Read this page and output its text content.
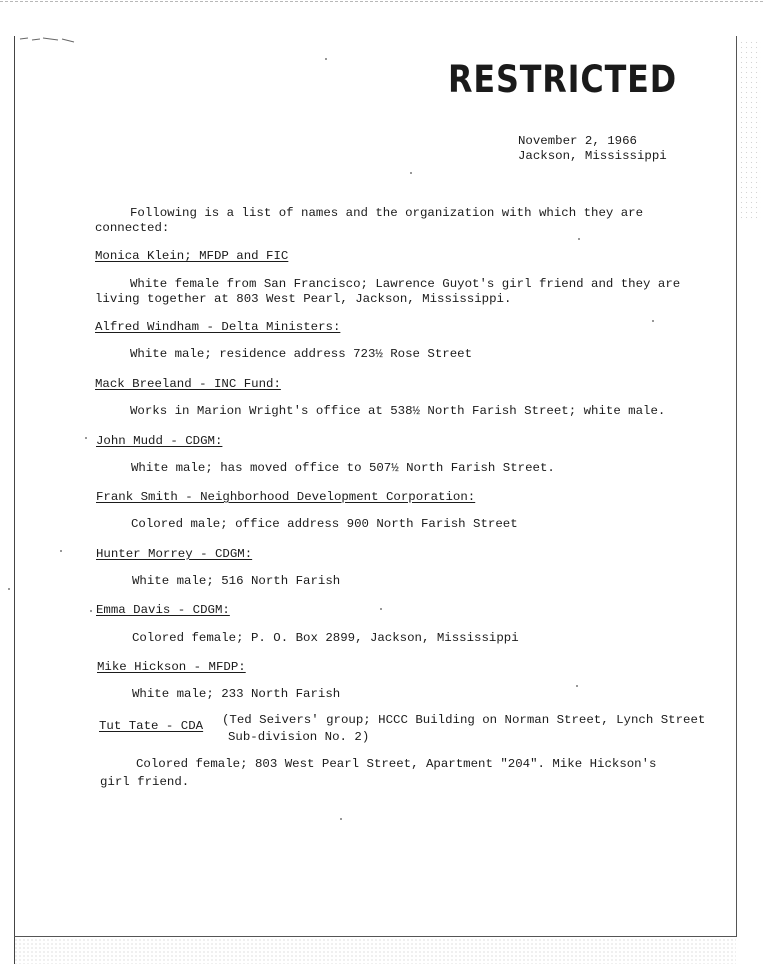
RESTRICTED
November 2, 1966
Jackson, Mississippi
Following is a list of names and the organization with which they are
connected:
Monica Klein; MFDP and FIC
White female from San Francisco; Lawrence Guyot's girl friend and they are
living together at 803 West Pearl, Jackson, Mississippi.
Alfred Windham - Delta Ministers:
White male; residence address 723½ Rose Street
Mack Breeland - INC Fund:
Works in Marion Wright's office at 538½ North Farish Street; white male.
John Mudd - CDGM:
White male; has moved office to 507½ North Farish Street.
Frank Smith - Neighborhood Development Corporation:
Colored male; office address 900 North Farish Street
Hunter Morrey - CDGM:
White male; 516 North Farish
Emma Davis - CDGM:
Colored female; P. O. Box 2899, Jackson, Mississippi
Mike Hickson - MFDP:
White male; 233 North Farish
Tut Tate - CDA (Ted Seivers' group; HCCC Building on Norman Street, Lynch Street
Sub-division No. 2)
Colored female; 803 West Pearl Street, Apartment "204". Mike Hickson's
girl friend.
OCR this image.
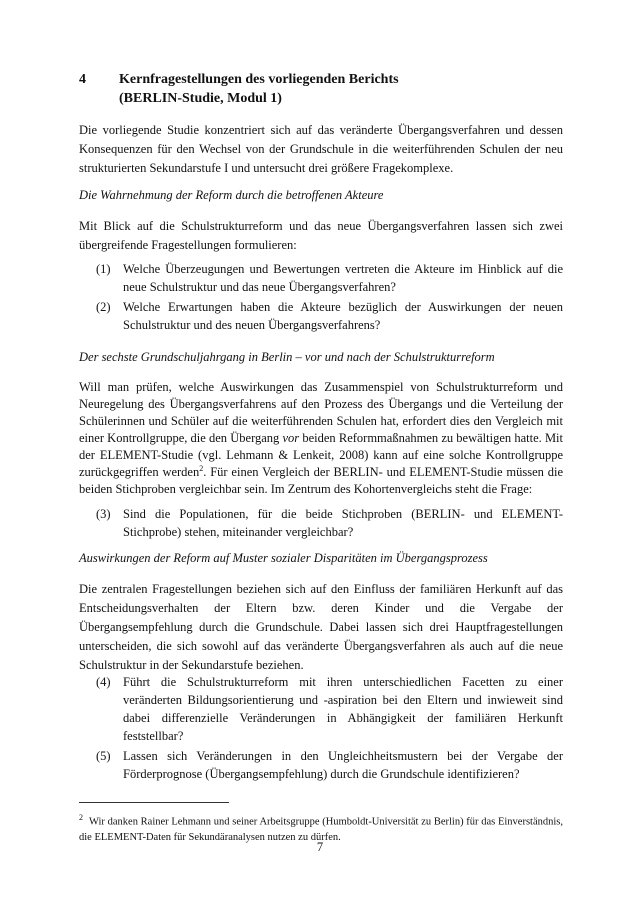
4 Kernfragestellungen des vorliegenden Berichts
(BERLIN-Studie, Modul 1)
Die vorliegende Studie konzentriert sich auf das veränderte Übergangsverfahren und dessen Konsequenzen für den Wechsel von der Grundschule in die weiterführenden Schulen der neu strukturierten Sekundarstufe I und untersucht drei größere Fragekomplexe.
Die Wahrnehmung der Reform durch die betroffenen Akteure
Mit Blick auf die Schulstrukturreform und das neue Übergangsverfahren lassen sich zwei übergreifende Fragestellungen formulieren:
(1) Welche Überzeugungen und Bewertungen vertreten die Akteure im Hinblick auf die neue Schulstruktur und das neue Übergangsverfahren?
(2) Welche Erwartungen haben die Akteure bezüglich der Auswirkungen der neuen Schulstruktur und des neuen Übergangsverfahrens?
Der sechste Grundschuljahrgang in Berlin – vor und nach der Schulstrukturreform
Will man prüfen, welche Auswirkungen das Zusammenspiel von Schulstrukturreform und Neuregelung des Übergangsverfahrens auf den Prozess des Übergangs und die Verteilung der Schülerinnen und Schüler auf die weiterführenden Schulen hat, erfordert dies den Vergleich mit einer Kontrollgruppe, die den Übergang vor beiden Reformmaßnahmen zu bewältigen hatte. Mit der ELEMENT-Studie (vgl. Lehmann & Lenkeit, 2008) kann auf eine solche Kontrollgruppe zurückgegriffen werden$^2$. Für einen Vergleich der BERLIN- und ELEMENT-Studie müssen die beiden Stichproben vergleichbar sein. Im Zentrum des Kohortenvergleichs steht die Frage:
(3) Sind die Populationen, für die beide Stichproben (BERLIN- und ELEMENT-Stichprobe) stehen, miteinander vergleichbar?
Auswirkungen der Reform auf Muster sozialer Disparitäten im Übergangsprozess
Die zentralen Fragestellungen beziehen sich auf den Einfluss der familiären Herkunft auf das Entscheidungsverhalten der Eltern bzw. deren Kinder und die Vergabe der Übergangsempfehlung durch die Grundschule. Dabei lassen sich drei Hauptfragestellungen unterscheiden, die sich sowohl auf das veränderte Übergangsverfahren als auch auf die neue Schulstruktur in der Sekundarstufe beziehen.
(4) Führt die Schulstrukturreform mit ihren unterschiedlichen Facetten zu einer veränderten Bildungsorientierung und -aspiration bei den Eltern und inwieweit sind dabei differenzielle Veränderungen in Abhängigkeit der familiären Herkunft feststellbar?
(5) Lassen sich Veränderungen in den Ungleichheitsmustern bei der Vergabe der Förderprognose (Übergangsempfehlung) durch die Grundschule identifizieren?
$^2$ Wir danken Rainer Lehmann und seiner Arbeitsgruppe (Humboldt-Universität zu Berlin) für das Einverständnis, die ELEMENT-Daten für Sekundäranalysen nutzen zu dürfen.
7
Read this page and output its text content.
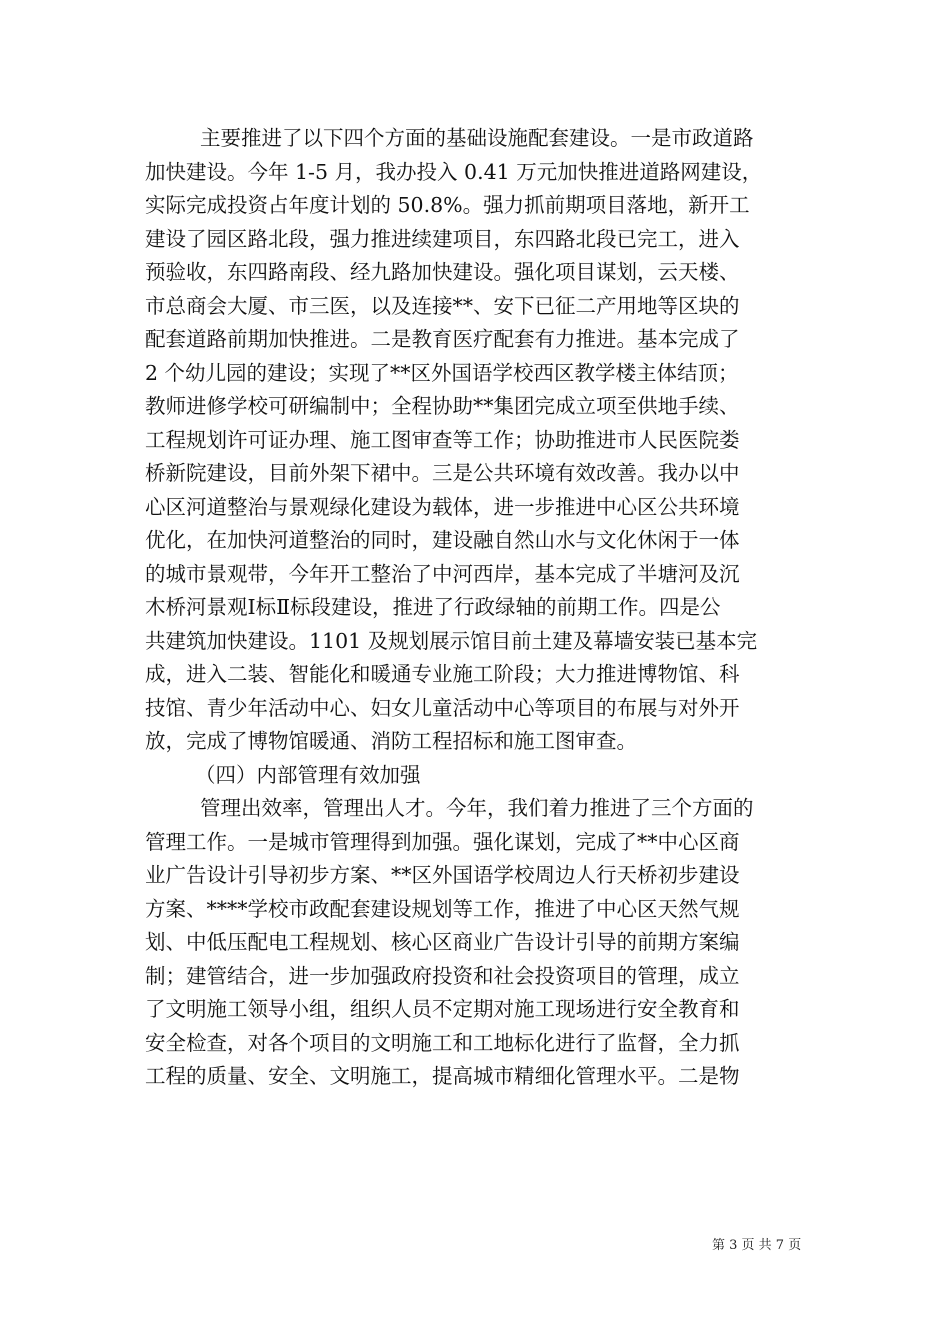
主要推进了以下四个方面的基础设施配套建设。一是市政道路
加快建设。今年 1-5 月，我办投入 0.41 万元加快推进道路网建设，
实际完成投资占年度计划的 50.8%。强力抓前期项目落地，新开工
建设了园区路北段，强力推进续建项目，东四路北段已完工，进入
预验收，东四路南段、经九路加快建设。强化项目谋划，云天楼、
市总商会大厦、市三医，以及连接**、安下已征二产用地等区块的
配套道路前期加快推进。二是教育医疗配套有力推进。基本完成了
2 个幼儿园的建设；实现了**区外国语学校西区教学楼主体结顶；
教师进修学校可研编制中；全程协助**集团完成立项至供地手续、
工程规划许可证办理、施工图审查等工作；协助推进市人民医院娄
桥新院建设，目前外架下裙中。三是公共环境有效改善。我办以中
心区河道整治与景观绿化建设为载体，进一步推进中心区公共环境
优化，在加快河道整治的同时，建设融自然山水与文化休闲于一体
的城市景观带，今年开工整治了中河西岸，基本完成了半塘河及沉
木桥河景观Ⅰ标Ⅱ标段建设，推进了行政绿轴的前期工作。四是公
共建筑加快建设。1101 及规划展示馆目前土建及幕墙安装已基本完
成，进入二装、智能化和暖通专业施工阶段；大力推进博物馆、科
技馆、青少年活动中心、妇女儿童活动中心等项目的布展与对外开
放，完成了博物馆暖通、消防工程招标和施工图审查。
（四）内部管理有效加强
管理出效率，管理出人才。今年，我们着力推进了三个方面的
管理工作。一是城市管理得到加强。强化谋划，完成了**中心区商
业广告设计引导初步方案、**区外国语学校周边人行天桥初步建设
方案、****学校市政配套建设规划等工作，推进了中心区天然气规
划、中低压配电工程规划、核心区商业广告设计引导的前期方案编
制；建管结合，进一步加强政府投资和社会投资项目的管理，成立
了文明施工领导小组，组织人员不定期对施工现场进行安全教育和
安全检查，对各个项目的文明施工和工地标化进行了监督，全力抓
工程的质量、安全、文明施工，提高城市精细化管理水平。二是物
第 3 页 共 7 页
◆ ◆ ◆ ◆
Set out every line from the material that contains the string "Farish".

Works in Marion Wright's office at 538½ North Farish Street; white male.
White male; has moved office to 507½ North Farish Street.
Colored male; office address 900 North Farish Street
White male; 516 North Farish
White male; 233 North Farish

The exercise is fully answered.